Data excerpts
★ ★ ★ ★ ★
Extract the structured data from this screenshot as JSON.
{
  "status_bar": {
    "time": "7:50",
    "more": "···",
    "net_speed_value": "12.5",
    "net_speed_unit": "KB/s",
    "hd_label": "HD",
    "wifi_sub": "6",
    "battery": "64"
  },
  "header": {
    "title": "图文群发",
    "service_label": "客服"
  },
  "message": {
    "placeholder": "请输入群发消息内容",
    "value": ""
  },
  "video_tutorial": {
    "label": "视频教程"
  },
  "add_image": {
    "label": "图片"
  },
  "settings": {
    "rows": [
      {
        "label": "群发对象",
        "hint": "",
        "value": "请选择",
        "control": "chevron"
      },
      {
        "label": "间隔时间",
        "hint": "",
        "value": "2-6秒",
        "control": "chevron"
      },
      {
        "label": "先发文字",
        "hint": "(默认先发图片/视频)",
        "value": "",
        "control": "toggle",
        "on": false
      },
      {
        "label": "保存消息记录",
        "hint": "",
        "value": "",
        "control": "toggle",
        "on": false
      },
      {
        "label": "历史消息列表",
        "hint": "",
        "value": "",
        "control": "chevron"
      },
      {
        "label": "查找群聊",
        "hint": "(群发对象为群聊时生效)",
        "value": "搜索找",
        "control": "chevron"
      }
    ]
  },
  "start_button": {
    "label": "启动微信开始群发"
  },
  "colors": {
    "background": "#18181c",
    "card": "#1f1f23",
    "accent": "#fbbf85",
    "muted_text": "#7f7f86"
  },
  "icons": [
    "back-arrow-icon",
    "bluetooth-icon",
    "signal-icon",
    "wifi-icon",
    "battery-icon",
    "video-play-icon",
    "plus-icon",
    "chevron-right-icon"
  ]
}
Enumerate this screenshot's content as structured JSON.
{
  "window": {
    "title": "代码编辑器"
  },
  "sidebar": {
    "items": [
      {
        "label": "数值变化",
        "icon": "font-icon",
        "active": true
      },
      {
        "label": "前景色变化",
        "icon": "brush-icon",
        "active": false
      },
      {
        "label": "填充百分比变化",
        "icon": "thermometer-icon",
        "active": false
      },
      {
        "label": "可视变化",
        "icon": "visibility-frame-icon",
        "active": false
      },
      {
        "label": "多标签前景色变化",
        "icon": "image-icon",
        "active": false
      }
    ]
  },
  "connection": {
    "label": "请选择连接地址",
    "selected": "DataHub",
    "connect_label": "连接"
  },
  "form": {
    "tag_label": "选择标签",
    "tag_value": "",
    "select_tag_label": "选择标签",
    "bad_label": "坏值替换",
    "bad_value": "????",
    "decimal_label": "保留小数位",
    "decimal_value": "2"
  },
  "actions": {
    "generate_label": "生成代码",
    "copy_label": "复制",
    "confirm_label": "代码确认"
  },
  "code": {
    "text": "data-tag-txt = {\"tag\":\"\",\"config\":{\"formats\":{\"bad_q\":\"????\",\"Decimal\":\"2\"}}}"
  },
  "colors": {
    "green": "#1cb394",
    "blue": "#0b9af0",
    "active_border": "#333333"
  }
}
★ ★ ★ ★ ★
## AIM
Copy out the full set of records precisely, leaving nothing out.

## PROBLEM SOLUTION
Extract the structured data from this screenshot as JSON.
{
  "status_bar": {
    "time": "7:50",
    "more": "···",
    "net_speed_value": "12.5",
    "net_speed_unit": "KB/s",
    "hd_label": "HD",
    "wifi_sub": "6",
    "battery": "64"
  },
  "header": {
    "title": "图文群发",
    "service_label": "客服"
  },
  "message": {
    "placeholder": "请输入群发消息内容",
    "value": ""
  },
  "video_tutorial": {
    "label": "视频教程"
  },
  "add_image": {
    "label": "图片"
  },
  "settings": {
    "rows": [
      {
        "label": "群发对象",
        "hint": "",
        "value": "请选择",
        "control": "chevron"
      },
      {
        "label": "间隔时间",
        "hint": "",
        "value": "2-6秒",
        "control": "chevron"
      },
      {
        "label": "先发文字",
        "hint": "(默认先发图片/视频)",
        "value": "",
        "control": "toggle",
        "on": false
      },
      {
        "label": "保存消息记录",
        "hint": "",
        "value": "",
        "control": "toggle",
        "on": false
      },
      {
        "label": "历史消息列表",
        "hint": "",
        "value": "",
        "control": "chevron"
      },
      {
        "label": "查找群聊",
        "hint": "(群发对象为群聊时生效)",
        "value": "搜索找",
        "control": "chevron"
      }
    ]
  },
  "start_button": {
    "label": "启动微信开始群发"
  },
  "colors": {
    "background": "#18181c",
    "card": "#1f1f23",
    "accent": "#fbbf85",
    "muted_text": "#7f7f86"
  },
  "icons": [
    "back-arrow-icon",
    "bluetooth-icon",
    "signal-icon",
    "wifi-icon",
    "battery-icon",
    "video-play-icon",
    "plus-icon",
    "chevron-right-icon"
  ]
}
Enumerate this screenshot's content as structured JSON.
{
  "window": {
    "title": "代码编辑器"
  },
  "sidebar": {
    "items": [
      {
        "label": "数值变化",
        "icon": "font-icon",
        "active": true
      },
      {
        "label": "前景色变化",
        "icon": "brush-icon",
        "active": false
      },
      {
        "label": "填充百分比变化",
        "icon": "thermometer-icon",
        "active": false
      },
      {
        "label": "可视变化",
        "icon": "visibility-frame-icon",
        "active": false
      },
      {
        "label": "多标签前景色变化",
        "icon": "image-icon",
        "active": false
      }
    ]
  },
  "connection": {
    "label": "请选择连接地址",
    "selected": "DataHub",
    "connect_label": "连接"
  },
  "form": {
    "tag_label": "选择标签",
    "tag_value": "",
    "select_tag_label": "选择标签",
    "bad_label": "坏值替换",
    "bad_value": "????",
    "decimal_label": "保留小数位",
    "decimal_value": "2"
  },
  "actions": {
    "generate_label": "生成代码",
    "copy_label": "复制",
    "confirm_label": "代码确认"
  },
  "code": {
    "text": "data-tag-txt = {\"tag\":\"\",\"config\":{\"formats\":{\"bad_q\":\"????\",\"Decimal\":\"2\"}}}"
  },
  "colors": {
    "green": "#1cb394",
    "blue": "#0b9af0",
    "active_border": "#333333"
  }
}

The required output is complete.